# Set task:
Please quote the material exactly, every line of it.

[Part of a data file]
((

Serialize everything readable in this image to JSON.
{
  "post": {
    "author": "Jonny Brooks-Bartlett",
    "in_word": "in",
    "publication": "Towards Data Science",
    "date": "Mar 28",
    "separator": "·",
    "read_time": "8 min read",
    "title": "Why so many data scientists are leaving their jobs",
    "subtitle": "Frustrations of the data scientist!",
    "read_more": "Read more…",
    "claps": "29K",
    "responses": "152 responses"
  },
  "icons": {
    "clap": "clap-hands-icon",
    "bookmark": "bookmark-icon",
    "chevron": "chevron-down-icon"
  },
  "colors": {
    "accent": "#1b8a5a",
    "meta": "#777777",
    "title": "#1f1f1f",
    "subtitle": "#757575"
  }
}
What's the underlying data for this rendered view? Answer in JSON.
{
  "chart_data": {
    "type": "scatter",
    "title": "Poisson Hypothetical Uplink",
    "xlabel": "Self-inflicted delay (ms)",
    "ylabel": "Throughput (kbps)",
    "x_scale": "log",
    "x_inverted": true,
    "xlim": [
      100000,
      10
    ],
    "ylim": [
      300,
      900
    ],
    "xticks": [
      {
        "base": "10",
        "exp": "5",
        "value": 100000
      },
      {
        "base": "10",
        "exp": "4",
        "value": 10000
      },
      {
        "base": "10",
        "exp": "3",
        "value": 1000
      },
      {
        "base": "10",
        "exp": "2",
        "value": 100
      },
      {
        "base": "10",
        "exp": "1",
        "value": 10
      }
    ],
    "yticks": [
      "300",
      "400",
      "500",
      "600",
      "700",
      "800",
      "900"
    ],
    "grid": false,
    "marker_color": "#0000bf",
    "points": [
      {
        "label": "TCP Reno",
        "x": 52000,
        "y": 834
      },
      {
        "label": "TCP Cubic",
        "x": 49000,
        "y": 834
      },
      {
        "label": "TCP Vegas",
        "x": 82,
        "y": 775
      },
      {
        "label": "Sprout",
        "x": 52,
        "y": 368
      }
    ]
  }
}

))

# Correct result:
Serialize everything readable in this image to JSON.
{
  "post": {
    "author": "Jonny Brooks-Bartlett",
    "in_word": "in",
    "publication": "Towards Data Science",
    "date": "Mar 28",
    "separator": "·",
    "read_time": "8 min read",
    "title": "Why so many data scientists are leaving their jobs",
    "subtitle": "Frustrations of the data scientist!",
    "read_more": "Read more…",
    "claps": "29K",
    "responses": "152 responses"
  },
  "icons": {
    "clap": "clap-hands-icon",
    "bookmark": "bookmark-icon",
    "chevron": "chevron-down-icon"
  },
  "colors": {
    "accent": "#1b8a5a",
    "meta": "#777777",
    "title": "#1f1f1f",
    "subtitle": "#757575"
  }
}
What's the underlying data for this rendered view? Answer in JSON.
{
  "chart_data": {
    "type": "scatter",
    "title": "Poisson Hypothetical Uplink",
    "xlabel": "Self-inflicted delay (ms)",
    "ylabel": "Throughput (kbps)",
    "x_scale": "log",
    "x_inverted": true,
    "xlim": [
      100000,
      10
    ],
    "ylim": [
      300,
      900
    ],
    "xticks": [
      {
        "base": "10",
        "exp": "5",
        "value": 100000
      },
      {
        "base": "10",
        "exp": "4",
        "value": 10000
      },
      {
        "base": "10",
        "exp": "3",
        "value": 1000
      },
      {
        "base": "10",
        "exp": "2",
        "value": 100
      },
      {
        "base": "10",
        "exp": "1",
        "value": 10
      }
    ],
    "yticks": [
      "300",
      "400",
      "500",
      "600",
      "700",
      "800",
      "900"
    ],
    "grid": false,
    "marker_color": "#0000bf",
    "points": [
      {
        "label": "TCP Reno",
        "x": 52000,
        "y": 834
      },
      {
        "label": "TCP Cubic",
        "x": 49000,
        "y": 834
      },
      {
        "label": "TCP Vegas",
        "x": 82,
        "y": 775
      },
      {
        "label": "Sprout",
        "x": 52,
        "y": 368
      }
    ]
  }
}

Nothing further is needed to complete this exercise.